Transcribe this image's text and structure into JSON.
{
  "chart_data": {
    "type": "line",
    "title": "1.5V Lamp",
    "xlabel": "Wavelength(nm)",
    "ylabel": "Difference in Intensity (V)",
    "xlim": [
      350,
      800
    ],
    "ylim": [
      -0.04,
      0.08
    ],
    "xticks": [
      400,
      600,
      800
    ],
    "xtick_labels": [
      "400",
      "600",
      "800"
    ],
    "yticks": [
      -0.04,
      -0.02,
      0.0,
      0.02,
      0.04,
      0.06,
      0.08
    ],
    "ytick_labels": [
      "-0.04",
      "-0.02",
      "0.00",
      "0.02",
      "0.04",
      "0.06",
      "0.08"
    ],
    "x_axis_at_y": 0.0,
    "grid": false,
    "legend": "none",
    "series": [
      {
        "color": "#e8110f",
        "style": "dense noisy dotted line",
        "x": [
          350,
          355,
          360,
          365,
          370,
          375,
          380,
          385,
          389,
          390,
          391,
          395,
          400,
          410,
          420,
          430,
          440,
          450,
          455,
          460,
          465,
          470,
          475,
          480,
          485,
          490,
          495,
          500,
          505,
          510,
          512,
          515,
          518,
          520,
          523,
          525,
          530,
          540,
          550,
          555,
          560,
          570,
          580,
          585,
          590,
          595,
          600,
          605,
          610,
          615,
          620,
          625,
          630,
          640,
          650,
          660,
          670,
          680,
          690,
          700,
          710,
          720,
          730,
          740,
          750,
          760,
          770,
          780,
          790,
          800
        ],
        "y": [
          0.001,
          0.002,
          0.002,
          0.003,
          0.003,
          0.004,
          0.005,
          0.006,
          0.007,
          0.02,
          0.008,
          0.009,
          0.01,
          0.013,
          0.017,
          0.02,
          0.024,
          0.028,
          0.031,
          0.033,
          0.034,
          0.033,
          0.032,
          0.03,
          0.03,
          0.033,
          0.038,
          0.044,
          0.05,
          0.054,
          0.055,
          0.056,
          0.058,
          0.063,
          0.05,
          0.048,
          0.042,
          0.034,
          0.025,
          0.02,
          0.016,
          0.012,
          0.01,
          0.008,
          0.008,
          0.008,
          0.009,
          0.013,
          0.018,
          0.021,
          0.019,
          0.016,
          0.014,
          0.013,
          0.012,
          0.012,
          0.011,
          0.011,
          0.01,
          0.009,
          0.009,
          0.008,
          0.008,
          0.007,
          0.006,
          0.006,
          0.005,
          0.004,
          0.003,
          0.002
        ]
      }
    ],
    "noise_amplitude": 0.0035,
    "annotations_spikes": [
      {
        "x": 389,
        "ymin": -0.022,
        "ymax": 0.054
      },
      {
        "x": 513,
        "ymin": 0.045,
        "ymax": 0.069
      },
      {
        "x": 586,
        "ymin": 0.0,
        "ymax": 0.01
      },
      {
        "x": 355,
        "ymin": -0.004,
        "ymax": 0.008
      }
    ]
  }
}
· · · · · · ·
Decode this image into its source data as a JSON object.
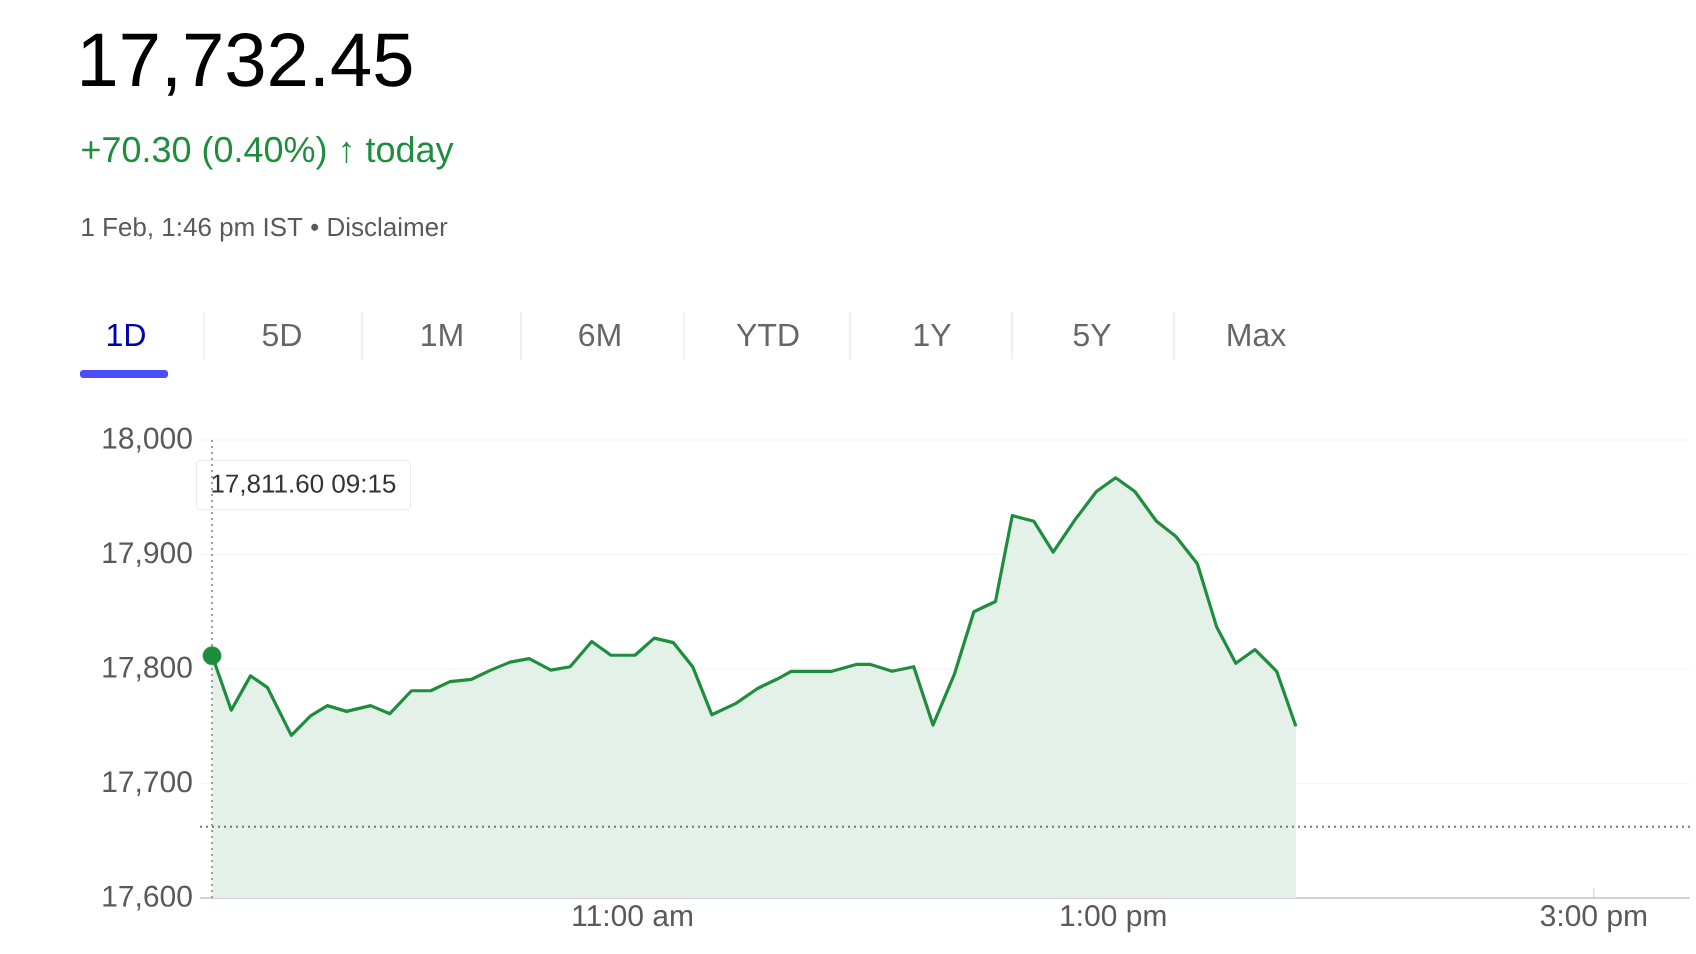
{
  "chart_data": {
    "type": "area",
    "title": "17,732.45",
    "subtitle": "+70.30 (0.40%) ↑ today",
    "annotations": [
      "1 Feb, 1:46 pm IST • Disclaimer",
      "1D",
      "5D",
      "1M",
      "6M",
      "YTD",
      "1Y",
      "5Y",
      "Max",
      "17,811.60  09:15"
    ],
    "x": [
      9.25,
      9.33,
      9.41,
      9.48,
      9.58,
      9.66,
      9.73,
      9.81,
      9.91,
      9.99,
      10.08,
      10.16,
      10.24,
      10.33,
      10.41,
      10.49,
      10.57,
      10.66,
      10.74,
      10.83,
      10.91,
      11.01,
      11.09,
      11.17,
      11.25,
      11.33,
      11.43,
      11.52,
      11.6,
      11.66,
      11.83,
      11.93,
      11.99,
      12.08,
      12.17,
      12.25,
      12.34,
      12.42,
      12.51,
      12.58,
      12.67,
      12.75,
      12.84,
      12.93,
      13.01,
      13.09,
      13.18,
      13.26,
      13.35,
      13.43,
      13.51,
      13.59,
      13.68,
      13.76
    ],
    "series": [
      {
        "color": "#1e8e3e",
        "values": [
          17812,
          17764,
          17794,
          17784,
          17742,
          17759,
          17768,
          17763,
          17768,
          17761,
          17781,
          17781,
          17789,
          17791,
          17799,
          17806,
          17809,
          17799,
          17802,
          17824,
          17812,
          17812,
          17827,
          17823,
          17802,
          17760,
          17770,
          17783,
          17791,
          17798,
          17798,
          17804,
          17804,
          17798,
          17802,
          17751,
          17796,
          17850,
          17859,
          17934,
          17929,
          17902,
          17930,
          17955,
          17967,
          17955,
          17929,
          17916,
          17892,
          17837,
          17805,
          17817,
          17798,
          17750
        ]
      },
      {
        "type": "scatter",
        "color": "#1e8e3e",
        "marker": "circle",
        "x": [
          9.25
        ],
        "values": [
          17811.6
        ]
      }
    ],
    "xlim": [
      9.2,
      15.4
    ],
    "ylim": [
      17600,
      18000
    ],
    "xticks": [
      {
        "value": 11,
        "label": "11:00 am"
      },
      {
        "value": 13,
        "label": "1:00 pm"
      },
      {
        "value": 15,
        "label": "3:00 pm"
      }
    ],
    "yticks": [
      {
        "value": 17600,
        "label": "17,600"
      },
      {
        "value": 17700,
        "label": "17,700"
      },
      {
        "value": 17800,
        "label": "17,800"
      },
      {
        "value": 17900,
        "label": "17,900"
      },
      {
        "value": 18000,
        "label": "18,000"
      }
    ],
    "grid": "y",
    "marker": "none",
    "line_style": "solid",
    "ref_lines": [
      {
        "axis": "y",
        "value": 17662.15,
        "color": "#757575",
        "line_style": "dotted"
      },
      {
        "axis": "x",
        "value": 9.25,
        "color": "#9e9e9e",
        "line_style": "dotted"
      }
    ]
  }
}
· · · · · · ·
• **What is required**
Your answer should be only a number: how many lines of the data above contain the string "ymax"?

• **Problem solution**
4